═══ SUPPLIED MATERIAL ═══
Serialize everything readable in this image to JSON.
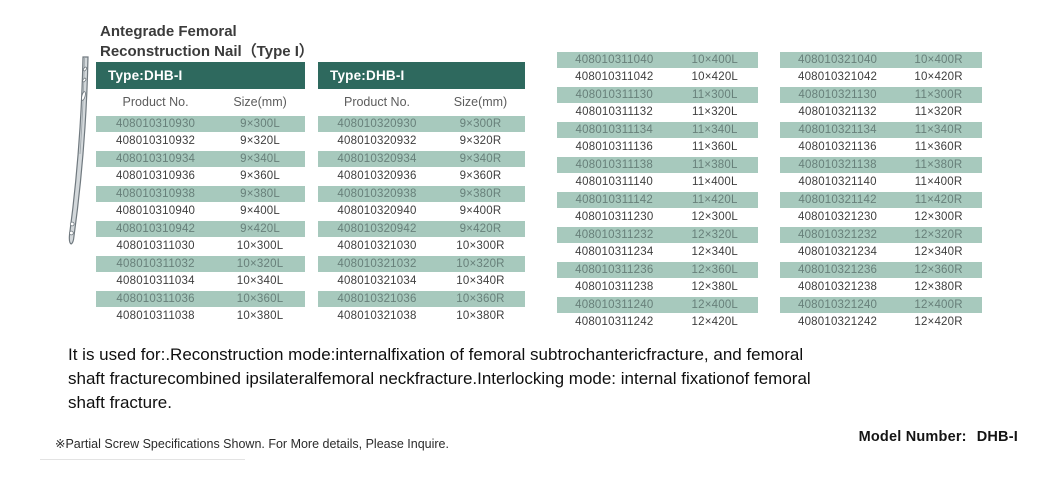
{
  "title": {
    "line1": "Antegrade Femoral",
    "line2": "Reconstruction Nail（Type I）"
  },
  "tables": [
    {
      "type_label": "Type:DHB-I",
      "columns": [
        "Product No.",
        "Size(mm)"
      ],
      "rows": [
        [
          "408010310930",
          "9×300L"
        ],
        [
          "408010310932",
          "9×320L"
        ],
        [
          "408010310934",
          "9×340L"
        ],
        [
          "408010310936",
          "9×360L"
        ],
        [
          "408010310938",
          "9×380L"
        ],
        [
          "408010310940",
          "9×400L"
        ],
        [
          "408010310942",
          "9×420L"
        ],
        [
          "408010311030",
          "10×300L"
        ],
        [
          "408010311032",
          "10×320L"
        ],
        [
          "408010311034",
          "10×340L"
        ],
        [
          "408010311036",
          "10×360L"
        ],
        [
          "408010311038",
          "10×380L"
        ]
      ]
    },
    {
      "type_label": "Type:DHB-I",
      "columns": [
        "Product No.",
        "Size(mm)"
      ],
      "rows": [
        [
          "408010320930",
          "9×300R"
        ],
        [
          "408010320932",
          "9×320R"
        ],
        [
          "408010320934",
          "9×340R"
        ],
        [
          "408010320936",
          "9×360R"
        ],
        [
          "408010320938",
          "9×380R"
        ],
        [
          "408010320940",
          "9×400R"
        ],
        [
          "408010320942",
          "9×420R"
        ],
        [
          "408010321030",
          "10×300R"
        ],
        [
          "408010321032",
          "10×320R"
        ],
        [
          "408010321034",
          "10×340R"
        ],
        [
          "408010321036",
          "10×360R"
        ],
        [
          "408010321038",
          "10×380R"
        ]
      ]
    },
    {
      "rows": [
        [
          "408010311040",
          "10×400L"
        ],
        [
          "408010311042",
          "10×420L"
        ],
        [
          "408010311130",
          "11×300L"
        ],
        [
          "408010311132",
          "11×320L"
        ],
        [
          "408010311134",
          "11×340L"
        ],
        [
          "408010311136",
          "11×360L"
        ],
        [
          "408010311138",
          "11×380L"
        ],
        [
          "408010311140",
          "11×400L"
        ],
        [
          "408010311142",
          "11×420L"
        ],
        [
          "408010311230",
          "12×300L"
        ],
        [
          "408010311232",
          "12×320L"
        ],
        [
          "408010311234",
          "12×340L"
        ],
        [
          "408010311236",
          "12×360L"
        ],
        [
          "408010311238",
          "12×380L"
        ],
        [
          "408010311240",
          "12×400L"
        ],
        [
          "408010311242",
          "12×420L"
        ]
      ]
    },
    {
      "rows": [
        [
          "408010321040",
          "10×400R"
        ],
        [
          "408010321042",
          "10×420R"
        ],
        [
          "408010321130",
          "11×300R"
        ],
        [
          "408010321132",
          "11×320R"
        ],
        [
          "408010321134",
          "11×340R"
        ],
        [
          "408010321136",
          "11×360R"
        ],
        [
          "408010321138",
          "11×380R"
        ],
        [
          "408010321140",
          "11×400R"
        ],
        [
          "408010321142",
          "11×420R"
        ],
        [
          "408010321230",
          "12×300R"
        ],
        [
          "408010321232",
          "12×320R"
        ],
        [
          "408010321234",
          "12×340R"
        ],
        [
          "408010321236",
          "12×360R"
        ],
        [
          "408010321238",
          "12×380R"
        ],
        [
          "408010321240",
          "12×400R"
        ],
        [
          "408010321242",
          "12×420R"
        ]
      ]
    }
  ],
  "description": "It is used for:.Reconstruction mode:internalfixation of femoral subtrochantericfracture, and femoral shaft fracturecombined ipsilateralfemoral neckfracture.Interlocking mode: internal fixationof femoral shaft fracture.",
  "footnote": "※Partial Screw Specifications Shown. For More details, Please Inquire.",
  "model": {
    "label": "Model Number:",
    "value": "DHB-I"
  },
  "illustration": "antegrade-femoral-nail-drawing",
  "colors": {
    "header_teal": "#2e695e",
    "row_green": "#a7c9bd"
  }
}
═══
Each line of the material must be retyped exactly, except that images are omitted.

> _EXERCISE RESULT_
Serialize everything readable in this image to JSON.
{
  "title": {
    "line1": "Antegrade Femoral",
    "line2": "Reconstruction Nail（Type I）"
  },
  "tables": [
    {
      "type_label": "Type:DHB-I",
      "columns": [
        "Product No.",
        "Size(mm)"
      ],
      "rows": [
        [
          "408010310930",
          "9×300L"
        ],
        [
          "408010310932",
          "9×320L"
        ],
        [
          "408010310934",
          "9×340L"
        ],
        [
          "408010310936",
          "9×360L"
        ],
        [
          "408010310938",
          "9×380L"
        ],
        [
          "408010310940",
          "9×400L"
        ],
        [
          "408010310942",
          "9×420L"
        ],
        [
          "408010311030",
          "10×300L"
        ],
        [
          "408010311032",
          "10×320L"
        ],
        [
          "408010311034",
          "10×340L"
        ],
        [
          "408010311036",
          "10×360L"
        ],
        [
          "408010311038",
          "10×380L"
        ]
      ]
    },
    {
      "type_label": "Type:DHB-I",
      "columns": [
        "Product No.",
        "Size(mm)"
      ],
      "rows": [
        [
          "408010320930",
          "9×300R"
        ],
        [
          "408010320932",
          "9×320R"
        ],
        [
          "408010320934",
          "9×340R"
        ],
        [
          "408010320936",
          "9×360R"
        ],
        [
          "408010320938",
          "9×380R"
        ],
        [
          "408010320940",
          "9×400R"
        ],
        [
          "408010320942",
          "9×420R"
        ],
        [
          "408010321030",
          "10×300R"
        ],
        [
          "408010321032",
          "10×320R"
        ],
        [
          "408010321034",
          "10×340R"
        ],
        [
          "408010321036",
          "10×360R"
        ],
        [
          "408010321038",
          "10×380R"
        ]
      ]
    },
    {
      "rows": [
        [
          "408010311040",
          "10×400L"
        ],
        [
          "408010311042",
          "10×420L"
        ],
        [
          "408010311130",
          "11×300L"
        ],
        [
          "408010311132",
          "11×320L"
        ],
        [
          "408010311134",
          "11×340L"
        ],
        [
          "408010311136",
          "11×360L"
        ],
        [
          "408010311138",
          "11×380L"
        ],
        [
          "408010311140",
          "11×400L"
        ],
        [
          "408010311142",
          "11×420L"
        ],
        [
          "408010311230",
          "12×300L"
        ],
        [
          "408010311232",
          "12×320L"
        ],
        [
          "408010311234",
          "12×340L"
        ],
        [
          "408010311236",
          "12×360L"
        ],
        [
          "408010311238",
          "12×380L"
        ],
        [
          "408010311240",
          "12×400L"
        ],
        [
          "408010311242",
          "12×420L"
        ]
      ]
    },
    {
      "rows": [
        [
          "408010321040",
          "10×400R"
        ],
        [
          "408010321042",
          "10×420R"
        ],
        [
          "408010321130",
          "11×300R"
        ],
        [
          "408010321132",
          "11×320R"
        ],
        [
          "408010321134",
          "11×340R"
        ],
        [
          "408010321136",
          "11×360R"
        ],
        [
          "408010321138",
          "11×380R"
        ],
        [
          "408010321140",
          "11×400R"
        ],
        [
          "408010321142",
          "11×420R"
        ],
        [
          "408010321230",
          "12×300R"
        ],
        [
          "408010321232",
          "12×320R"
        ],
        [
          "408010321234",
          "12×340R"
        ],
        [
          "408010321236",
          "12×360R"
        ],
        [
          "408010321238",
          "12×380R"
        ],
        [
          "408010321240",
          "12×400R"
        ],
        [
          "408010321242",
          "12×420R"
        ]
      ]
    }
  ],
  "description": "It is used for:.Reconstruction mode:internalfixation of femoral subtrochantericfracture, and femoral shaft fracturecombined ipsilateralfemoral neckfracture.Interlocking mode: internal fixationof femoral shaft fracture.",
  "footnote": "※Partial Screw Specifications Shown. For More details, Please Inquire.",
  "model": {
    "label": "Model Number:",
    "value": "DHB-I"
  },
  "illustration": "antegrade-femoral-nail-drawing",
  "colors": {
    "header_teal": "#2e695e",
    "row_green": "#a7c9bd"
  }
}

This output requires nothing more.